#### Task data
──────────────────────────────
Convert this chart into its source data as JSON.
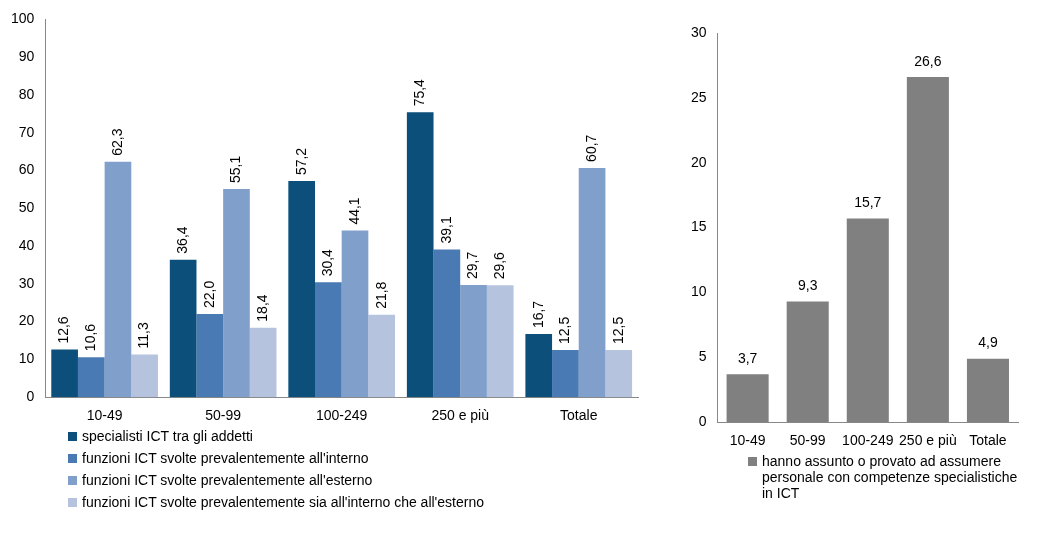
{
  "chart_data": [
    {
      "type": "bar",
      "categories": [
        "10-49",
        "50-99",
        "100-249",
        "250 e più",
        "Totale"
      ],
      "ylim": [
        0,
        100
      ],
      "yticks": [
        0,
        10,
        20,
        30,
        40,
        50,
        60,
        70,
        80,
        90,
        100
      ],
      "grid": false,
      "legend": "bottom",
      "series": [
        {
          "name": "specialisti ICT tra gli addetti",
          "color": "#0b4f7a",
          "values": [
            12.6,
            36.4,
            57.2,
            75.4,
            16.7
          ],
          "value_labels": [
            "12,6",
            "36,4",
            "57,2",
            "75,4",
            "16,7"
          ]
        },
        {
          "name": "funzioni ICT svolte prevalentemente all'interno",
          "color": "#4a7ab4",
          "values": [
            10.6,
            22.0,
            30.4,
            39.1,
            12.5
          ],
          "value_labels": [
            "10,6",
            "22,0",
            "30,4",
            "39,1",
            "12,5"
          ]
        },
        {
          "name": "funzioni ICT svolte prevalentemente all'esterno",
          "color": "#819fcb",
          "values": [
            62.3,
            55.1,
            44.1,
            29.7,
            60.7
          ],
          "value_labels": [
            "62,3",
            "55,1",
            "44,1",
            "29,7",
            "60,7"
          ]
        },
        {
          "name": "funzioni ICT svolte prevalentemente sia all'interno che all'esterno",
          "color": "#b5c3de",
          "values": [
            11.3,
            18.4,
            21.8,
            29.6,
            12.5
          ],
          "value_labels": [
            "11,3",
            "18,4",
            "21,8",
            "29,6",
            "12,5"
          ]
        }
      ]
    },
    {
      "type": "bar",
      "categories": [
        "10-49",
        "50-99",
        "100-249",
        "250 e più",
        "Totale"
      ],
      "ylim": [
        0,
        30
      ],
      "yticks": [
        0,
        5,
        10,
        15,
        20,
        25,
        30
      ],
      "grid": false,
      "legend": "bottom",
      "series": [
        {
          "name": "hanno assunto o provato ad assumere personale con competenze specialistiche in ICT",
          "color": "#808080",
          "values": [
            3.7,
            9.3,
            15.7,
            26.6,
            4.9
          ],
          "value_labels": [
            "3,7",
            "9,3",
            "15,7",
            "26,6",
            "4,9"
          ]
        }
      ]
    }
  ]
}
──────────────────────────────
#### Problem details
Could you reproduce every record above exactly, leaving out the pictures?

#### Output for this exercise
Convert this chart into its source data as JSON.
{
  "chart_data": [
    {
      "type": "bar",
      "categories": [
        "10-49",
        "50-99",
        "100-249",
        "250 e più",
        "Totale"
      ],
      "ylim": [
        0,
        100
      ],
      "yticks": [
        0,
        10,
        20,
        30,
        40,
        50,
        60,
        70,
        80,
        90,
        100
      ],
      "grid": false,
      "legend": "bottom",
      "series": [
        {
          "name": "specialisti ICT tra gli addetti",
          "color": "#0b4f7a",
          "values": [
            12.6,
            36.4,
            57.2,
            75.4,
            16.7
          ],
          "value_labels": [
            "12,6",
            "36,4",
            "57,2",
            "75,4",
            "16,7"
          ]
        },
        {
          "name": "funzioni ICT svolte prevalentemente all'interno",
          "color": "#4a7ab4",
          "values": [
            10.6,
            22.0,
            30.4,
            39.1,
            12.5
          ],
          "value_labels": [
            "10,6",
            "22,0",
            "30,4",
            "39,1",
            "12,5"
          ]
        },
        {
          "name": "funzioni ICT svolte prevalentemente all'esterno",
          "color": "#819fcb",
          "values": [
            62.3,
            55.1,
            44.1,
            29.7,
            60.7
          ],
          "value_labels": [
            "62,3",
            "55,1",
            "44,1",
            "29,7",
            "60,7"
          ]
        },
        {
          "name": "funzioni ICT svolte prevalentemente sia all'interno che all'esterno",
          "color": "#b5c3de",
          "values": [
            11.3,
            18.4,
            21.8,
            29.6,
            12.5
          ],
          "value_labels": [
            "11,3",
            "18,4",
            "21,8",
            "29,6",
            "12,5"
          ]
        }
      ]
    },
    {
      "type": "bar",
      "categories": [
        "10-49",
        "50-99",
        "100-249",
        "250 e più",
        "Totale"
      ],
      "ylim": [
        0,
        30
      ],
      "yticks": [
        0,
        5,
        10,
        15,
        20,
        25,
        30
      ],
      "grid": false,
      "legend": "bottom",
      "series": [
        {
          "name": "hanno assunto o provato ad assumere personale con competenze specialistiche in ICT",
          "color": "#808080",
          "values": [
            3.7,
            9.3,
            15.7,
            26.6,
            4.9
          ],
          "value_labels": [
            "3,7",
            "9,3",
            "15,7",
            "26,6",
            "4,9"
          ]
        }
      ]
    }
  ]
}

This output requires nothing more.